### Work to complete:
Count how many lines have the word "кажется" in them. Reply with that number by itself.

### Raw data:
□ □ □ □

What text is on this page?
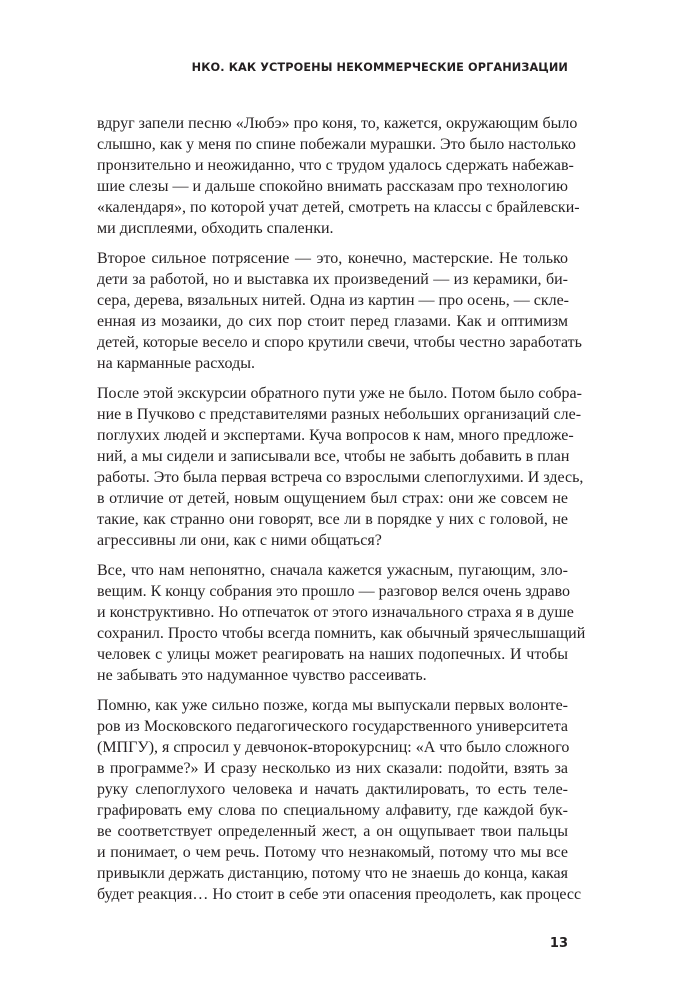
НКО. КАК УСТРОЕНЫ НЕКОММЕРЧЕСКИЕ ОРГАНИЗАЦИИ
вдруг запели песню «Любэ» про коня, то, кажется, окружающим было
слышно, как у меня по спине побежали мурашки. Это было настолько
пронзительно и неожиданно, что с трудом удалось сдержать набежав-
шие слезы — и дальше спокойно внимать рассказам про технологию
«календаря», по которой учат детей, смотреть на классы с брайлевски-
ми дисплеями, обходить спаленки.
Второе сильное потрясение — это, конечно, мастерские. Не только
дети за работой, но и выставка их произведений — из керамики, би-
сера, дерева, вязальных нитей. Одна из картин — про осень, — скле-
енная из мозаики, до сих пор стоит перед глазами. Как и оптимизм
детей, которые весело и споро крутили свечи, чтобы честно заработать
на карманные расходы.
После этой экскурсии обратного пути уже не было. Потом было собра-
ние в Пучково с представителями разных небольших организаций сле-
поглухих людей и экспертами. Куча вопросов к нам, много предложе-
ний, а мы сидели и записывали все, чтобы не забыть добавить в план
работы. Это была первая встреча со взрослыми слепоглухими. И здесь,
в отличие от детей, новым ощущением был страх: они же совсем не
такие, как странно они говорят, все ли в порядке у них с головой, не
агрессивны ли они, как с ними общаться?
Все, что нам непонятно, сначала кажется ужасным, пугающим, зло-
вещим. К концу собрания это прошло — разговор велся очень здраво
и конструктивно. Но отпечаток от этого изначального страха я в душе
сохранил. Просто чтобы всегда помнить, как обычный зрячеслышащий
человек с улицы может реагировать на наших подопечных. И чтобы
не забывать это надуманное чувство рассеивать.
Помню, как уже сильно позже, когда мы выпускали первых волонте-
ров из Московского педагогического государственного университета
(МПГУ), я спросил у девчонок-второкурсниц: «А что было сложного
в программе?» И сразу несколько из них сказали: подойти, взять за
руку слепоглухого человека и начать дактилировать, то есть теле-
графировать ему слова по специальному алфавиту, где каждой бук-
ве соответствует определенный жест, а он ощупывает твои пальцы
и понимает, о чем речь. Потому что незнакомый, потому что мы все
привыкли держать дистанцию, потому что не знаешь до конца, какая
будет реакция… Но стоит в себе эти опасения преодолеть, как процесс
13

□ □ □ □

### Solution to the problem:
2